++++ Supplied material ++++

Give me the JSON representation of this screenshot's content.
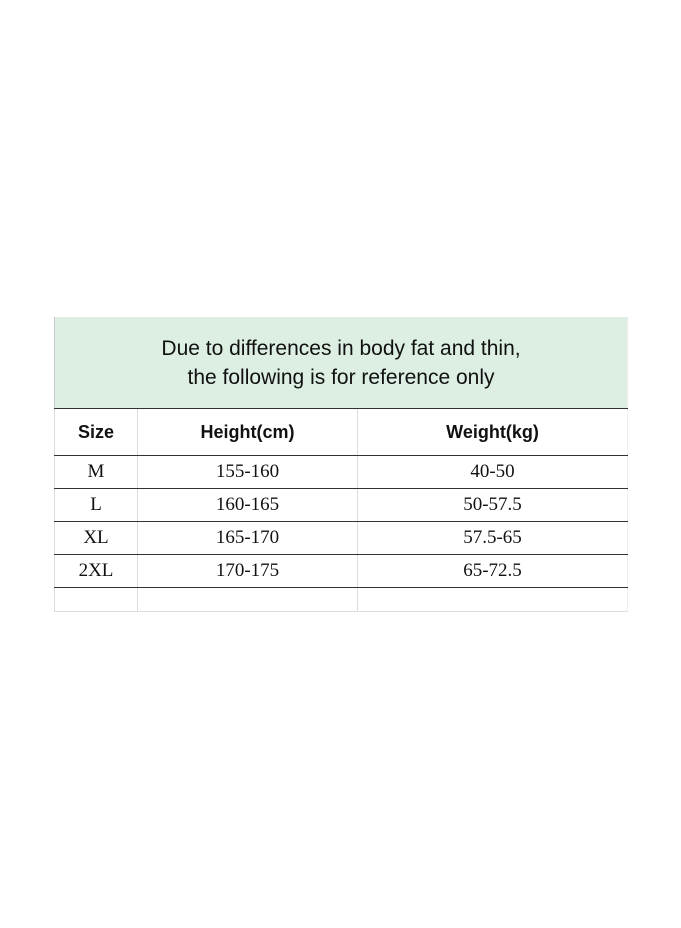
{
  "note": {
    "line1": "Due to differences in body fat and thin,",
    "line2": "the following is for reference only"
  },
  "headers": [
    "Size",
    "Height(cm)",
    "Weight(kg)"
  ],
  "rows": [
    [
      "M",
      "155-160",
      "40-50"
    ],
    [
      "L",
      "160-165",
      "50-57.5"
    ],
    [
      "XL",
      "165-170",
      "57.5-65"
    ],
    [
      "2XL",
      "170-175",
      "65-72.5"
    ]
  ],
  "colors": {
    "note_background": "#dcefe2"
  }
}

++++

Work to do.
Output the data exactly. Pictures don't belong in the result.

Answer to the exercise.
Give me the JSON representation of this screenshot's content.
{
  "note": {
    "line1": "Due to differences in body fat and thin,",
    "line2": "the following is for reference only"
  },
  "headers": [
    "Size",
    "Height(cm)",
    "Weight(kg)"
  ],
  "rows": [
    [
      "M",
      "155-160",
      "40-50"
    ],
    [
      "L",
      "160-165",
      "50-57.5"
    ],
    [
      "XL",
      "165-170",
      "57.5-65"
    ],
    [
      "2XL",
      "170-175",
      "65-72.5"
    ]
  ],
  "colors": {
    "note_background": "#dcefe2"
  }
}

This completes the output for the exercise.